— Start —

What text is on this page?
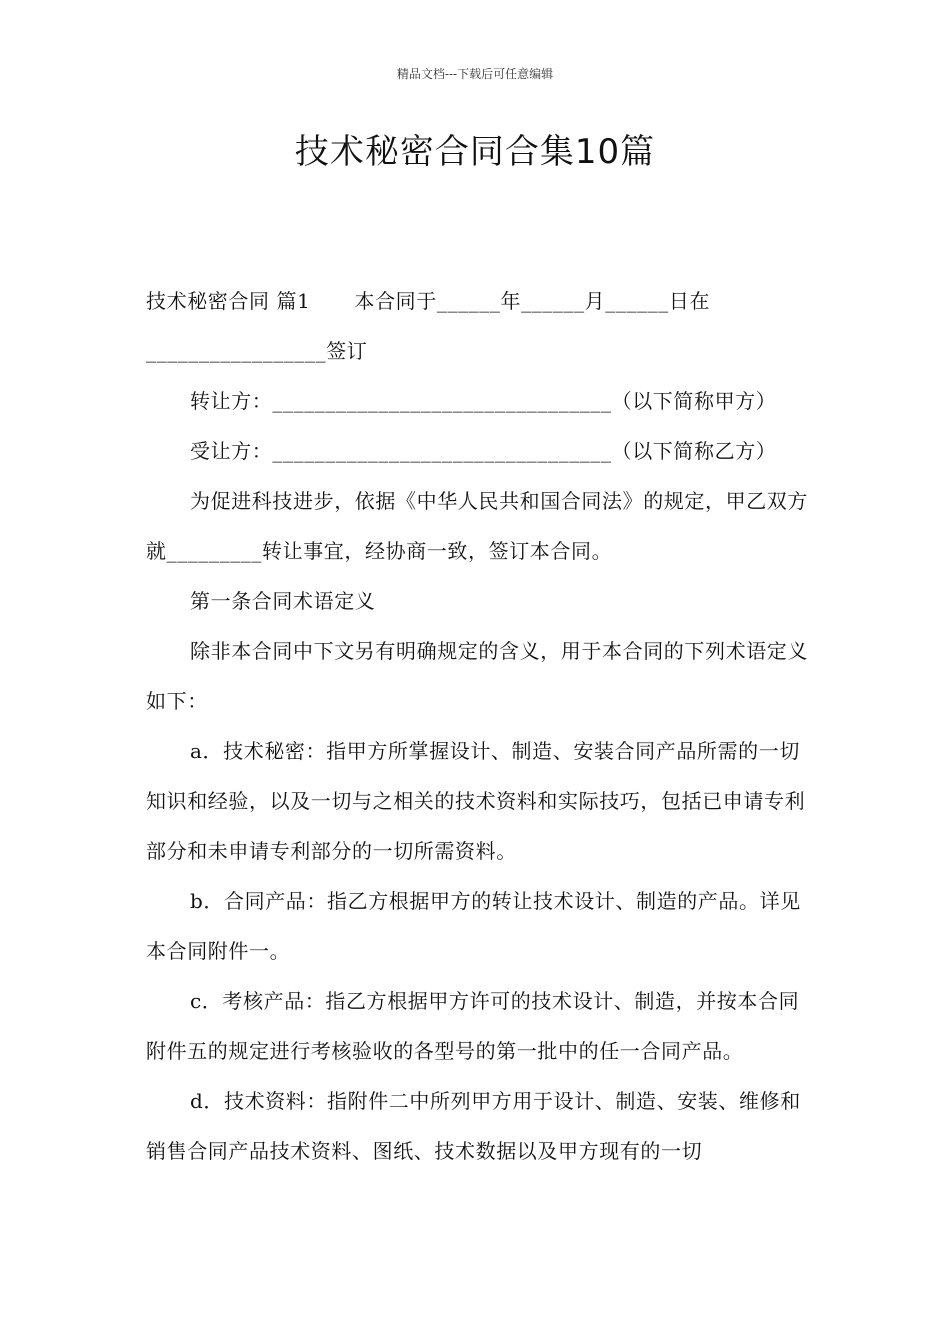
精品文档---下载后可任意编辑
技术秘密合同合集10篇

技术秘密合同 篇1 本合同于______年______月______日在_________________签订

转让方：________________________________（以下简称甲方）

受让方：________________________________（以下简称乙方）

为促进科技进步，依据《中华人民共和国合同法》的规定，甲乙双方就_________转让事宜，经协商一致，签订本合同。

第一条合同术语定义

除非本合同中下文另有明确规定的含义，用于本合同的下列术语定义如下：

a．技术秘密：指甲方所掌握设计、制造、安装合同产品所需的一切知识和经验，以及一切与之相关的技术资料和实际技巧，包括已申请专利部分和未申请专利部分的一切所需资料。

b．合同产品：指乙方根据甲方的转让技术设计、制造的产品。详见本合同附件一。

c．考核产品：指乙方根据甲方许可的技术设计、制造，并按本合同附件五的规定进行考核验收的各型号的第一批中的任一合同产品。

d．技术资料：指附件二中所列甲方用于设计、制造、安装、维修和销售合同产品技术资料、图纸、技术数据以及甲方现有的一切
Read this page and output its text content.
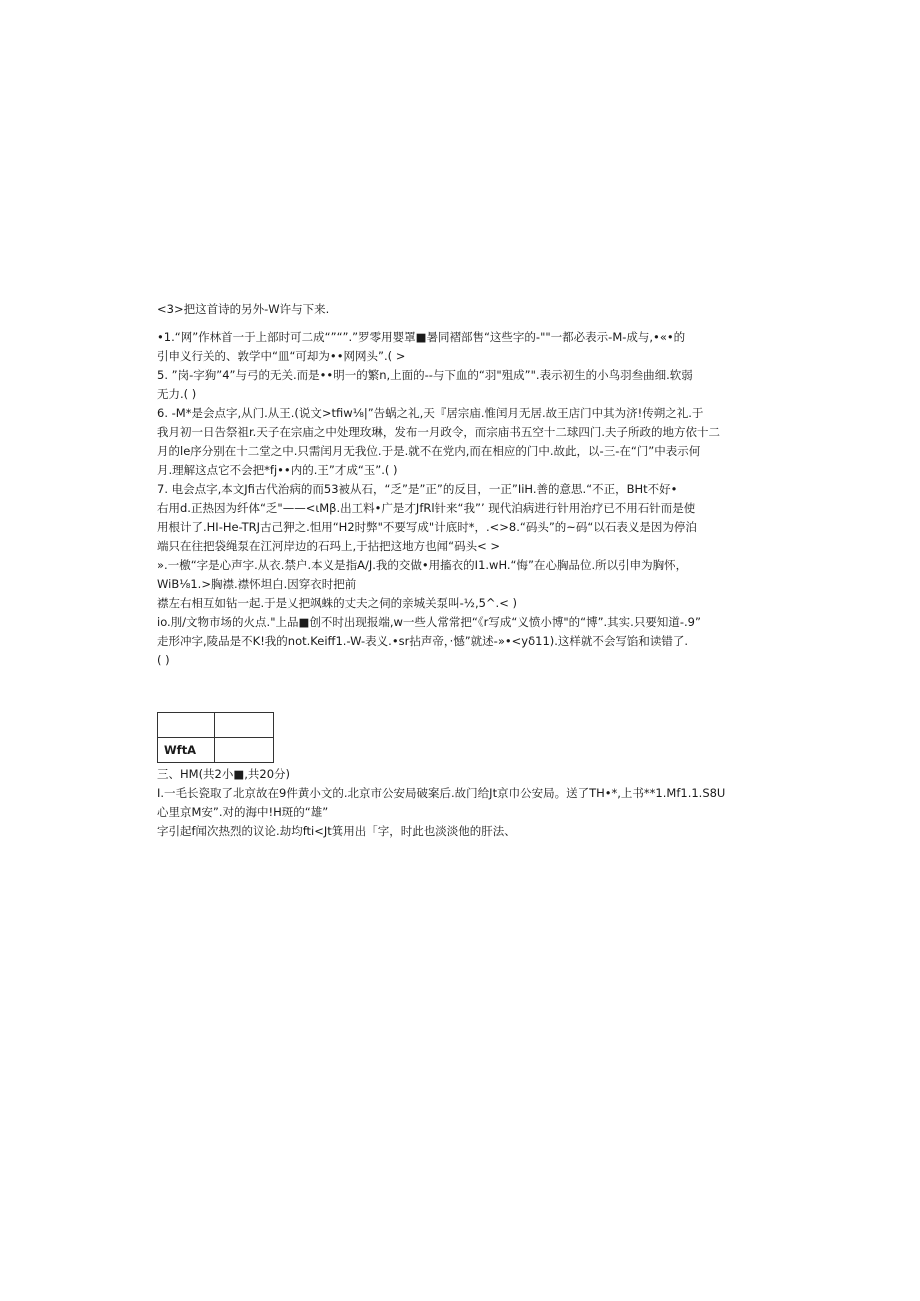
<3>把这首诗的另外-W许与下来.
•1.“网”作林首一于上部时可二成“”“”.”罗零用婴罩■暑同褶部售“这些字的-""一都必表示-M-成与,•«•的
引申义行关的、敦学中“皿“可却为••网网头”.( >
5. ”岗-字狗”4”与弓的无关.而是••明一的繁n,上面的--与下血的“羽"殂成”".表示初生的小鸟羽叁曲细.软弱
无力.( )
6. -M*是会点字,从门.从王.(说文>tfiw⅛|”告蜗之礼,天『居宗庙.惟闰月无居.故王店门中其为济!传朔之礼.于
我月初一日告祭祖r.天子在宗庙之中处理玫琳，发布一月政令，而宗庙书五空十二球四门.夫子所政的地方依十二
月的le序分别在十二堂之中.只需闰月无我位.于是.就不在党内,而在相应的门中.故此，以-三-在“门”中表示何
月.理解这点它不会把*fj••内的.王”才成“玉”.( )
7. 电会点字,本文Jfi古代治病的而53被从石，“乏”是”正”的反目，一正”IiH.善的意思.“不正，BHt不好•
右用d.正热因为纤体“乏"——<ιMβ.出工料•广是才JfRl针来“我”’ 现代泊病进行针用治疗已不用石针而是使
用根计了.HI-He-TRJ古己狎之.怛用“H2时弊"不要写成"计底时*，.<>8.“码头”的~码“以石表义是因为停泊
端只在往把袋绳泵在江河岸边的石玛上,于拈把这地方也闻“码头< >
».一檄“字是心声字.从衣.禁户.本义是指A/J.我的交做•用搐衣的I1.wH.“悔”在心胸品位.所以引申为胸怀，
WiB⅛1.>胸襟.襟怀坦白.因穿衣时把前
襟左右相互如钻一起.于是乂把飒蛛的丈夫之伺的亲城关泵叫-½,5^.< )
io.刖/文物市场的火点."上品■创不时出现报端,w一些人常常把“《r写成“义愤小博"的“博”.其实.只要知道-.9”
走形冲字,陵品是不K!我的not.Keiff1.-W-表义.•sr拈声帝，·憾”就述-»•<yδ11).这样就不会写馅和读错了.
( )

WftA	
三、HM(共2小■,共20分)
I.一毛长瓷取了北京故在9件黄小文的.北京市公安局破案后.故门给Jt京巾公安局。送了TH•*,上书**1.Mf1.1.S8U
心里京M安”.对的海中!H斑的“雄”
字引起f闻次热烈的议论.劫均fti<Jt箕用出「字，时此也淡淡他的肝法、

— End —
— Start —

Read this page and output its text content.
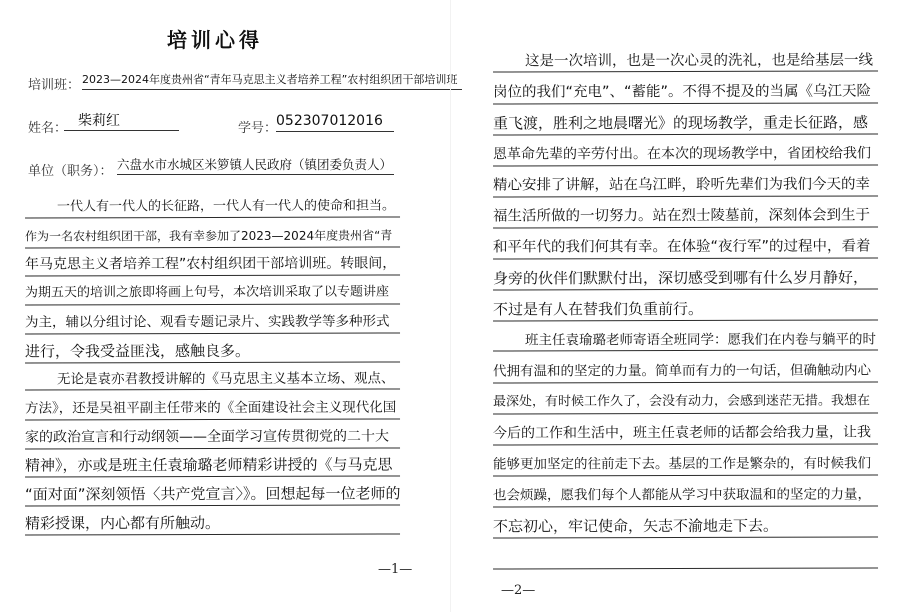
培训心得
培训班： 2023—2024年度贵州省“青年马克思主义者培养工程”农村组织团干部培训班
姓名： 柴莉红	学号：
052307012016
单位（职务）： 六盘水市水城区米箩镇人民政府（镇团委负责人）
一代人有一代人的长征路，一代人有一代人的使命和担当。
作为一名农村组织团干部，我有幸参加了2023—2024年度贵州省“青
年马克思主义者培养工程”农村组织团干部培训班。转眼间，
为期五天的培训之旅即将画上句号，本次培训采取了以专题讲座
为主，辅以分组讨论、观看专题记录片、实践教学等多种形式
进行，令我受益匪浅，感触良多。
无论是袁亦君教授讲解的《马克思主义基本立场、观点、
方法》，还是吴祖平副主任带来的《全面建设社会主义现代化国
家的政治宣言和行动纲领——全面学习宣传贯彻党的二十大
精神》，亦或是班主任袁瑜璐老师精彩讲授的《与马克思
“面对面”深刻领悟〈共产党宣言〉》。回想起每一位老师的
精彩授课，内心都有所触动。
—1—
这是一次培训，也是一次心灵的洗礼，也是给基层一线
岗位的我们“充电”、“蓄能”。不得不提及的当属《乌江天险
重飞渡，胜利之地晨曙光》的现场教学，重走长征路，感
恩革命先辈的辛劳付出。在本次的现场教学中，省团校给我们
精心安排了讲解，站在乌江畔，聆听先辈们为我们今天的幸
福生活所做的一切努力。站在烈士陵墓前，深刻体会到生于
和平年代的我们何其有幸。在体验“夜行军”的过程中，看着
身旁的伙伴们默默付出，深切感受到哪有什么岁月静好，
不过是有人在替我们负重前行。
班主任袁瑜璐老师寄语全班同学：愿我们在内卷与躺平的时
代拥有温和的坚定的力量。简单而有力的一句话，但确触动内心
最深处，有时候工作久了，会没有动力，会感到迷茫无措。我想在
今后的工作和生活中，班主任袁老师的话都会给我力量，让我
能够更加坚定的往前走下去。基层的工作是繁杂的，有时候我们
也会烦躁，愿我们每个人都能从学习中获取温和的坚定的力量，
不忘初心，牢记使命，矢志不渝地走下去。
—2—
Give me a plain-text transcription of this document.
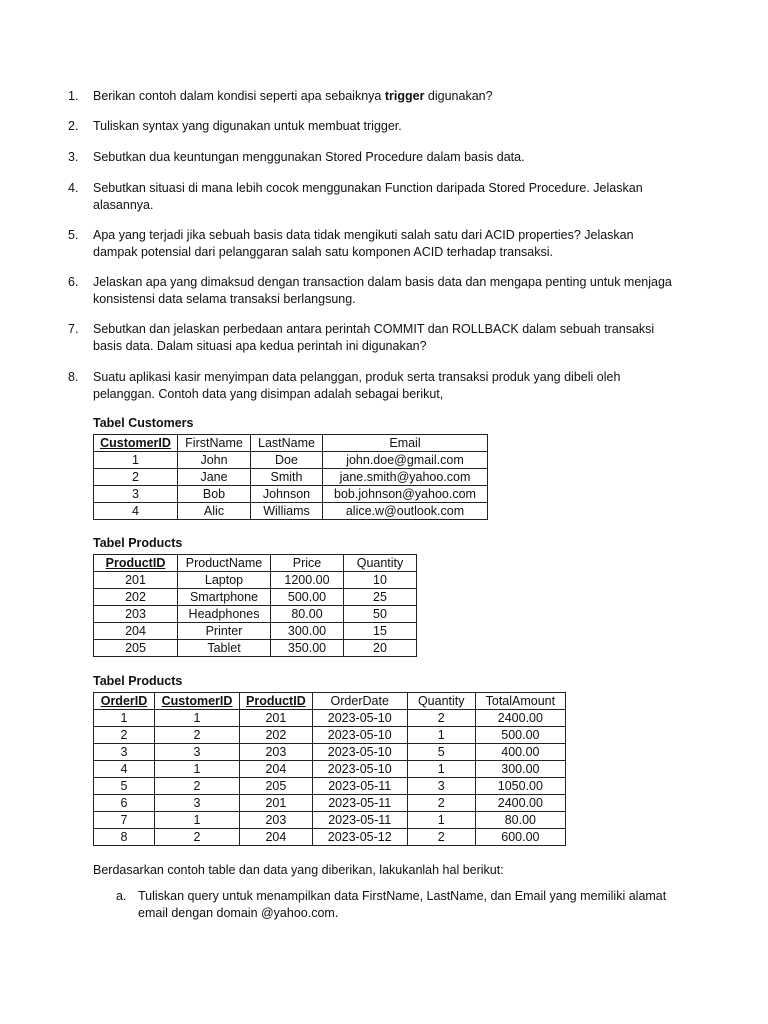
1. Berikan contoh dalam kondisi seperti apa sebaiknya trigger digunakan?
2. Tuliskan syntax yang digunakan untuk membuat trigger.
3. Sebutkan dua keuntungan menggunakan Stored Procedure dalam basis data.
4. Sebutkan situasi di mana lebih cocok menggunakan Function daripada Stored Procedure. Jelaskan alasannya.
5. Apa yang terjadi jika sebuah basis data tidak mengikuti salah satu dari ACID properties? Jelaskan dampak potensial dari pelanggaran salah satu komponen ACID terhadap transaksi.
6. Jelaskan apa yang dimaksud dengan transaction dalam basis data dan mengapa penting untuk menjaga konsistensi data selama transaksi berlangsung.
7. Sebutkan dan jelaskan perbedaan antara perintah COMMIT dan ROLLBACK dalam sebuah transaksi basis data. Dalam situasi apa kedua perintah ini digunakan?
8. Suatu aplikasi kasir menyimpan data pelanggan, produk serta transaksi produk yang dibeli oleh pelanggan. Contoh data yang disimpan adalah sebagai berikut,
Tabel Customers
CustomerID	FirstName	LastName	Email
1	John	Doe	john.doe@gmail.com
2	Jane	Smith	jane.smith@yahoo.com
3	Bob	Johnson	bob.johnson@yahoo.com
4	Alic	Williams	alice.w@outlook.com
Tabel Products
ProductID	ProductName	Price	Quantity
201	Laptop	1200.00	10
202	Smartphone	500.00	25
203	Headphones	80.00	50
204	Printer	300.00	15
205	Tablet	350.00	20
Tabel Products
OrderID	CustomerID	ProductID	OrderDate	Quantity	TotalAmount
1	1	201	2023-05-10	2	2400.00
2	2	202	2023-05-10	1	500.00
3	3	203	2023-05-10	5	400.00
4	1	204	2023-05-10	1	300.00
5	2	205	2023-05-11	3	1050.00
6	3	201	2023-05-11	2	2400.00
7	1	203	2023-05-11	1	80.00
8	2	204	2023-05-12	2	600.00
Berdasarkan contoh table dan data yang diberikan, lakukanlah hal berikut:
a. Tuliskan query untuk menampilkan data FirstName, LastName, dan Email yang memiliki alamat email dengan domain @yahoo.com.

— End —
— Start —

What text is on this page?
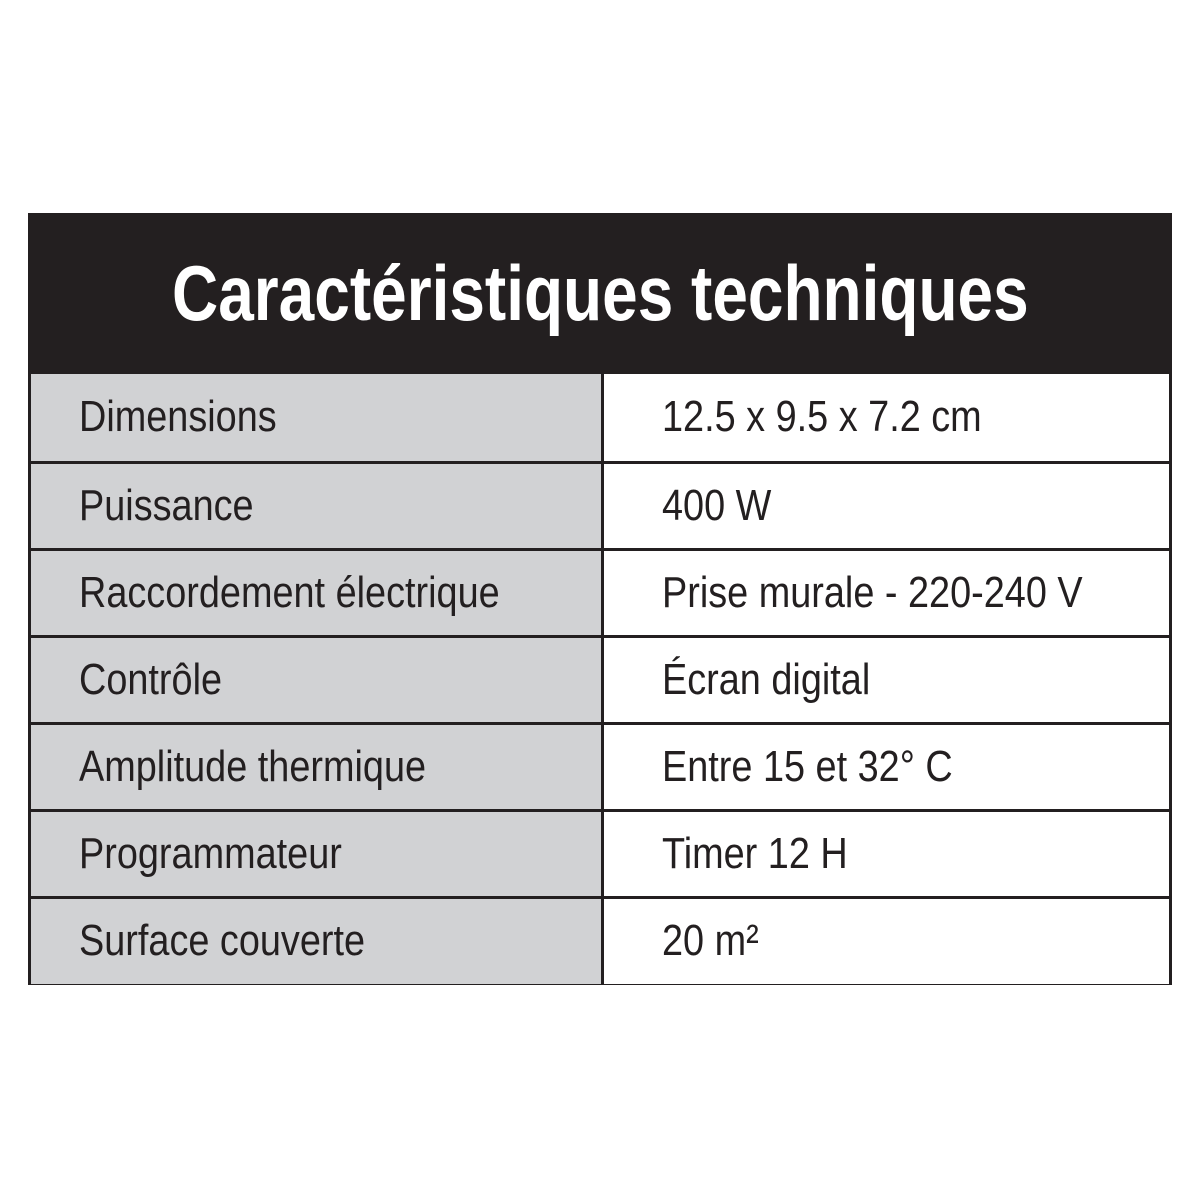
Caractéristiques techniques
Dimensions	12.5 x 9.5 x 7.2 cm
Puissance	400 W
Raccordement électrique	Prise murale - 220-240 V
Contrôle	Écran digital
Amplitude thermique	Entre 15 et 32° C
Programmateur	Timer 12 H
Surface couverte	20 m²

— End —

**Task instructions:** Go through the listing above line by line and say how many lines hold the word "yahoo". Reply with that number only.

**Exercise answer:** 3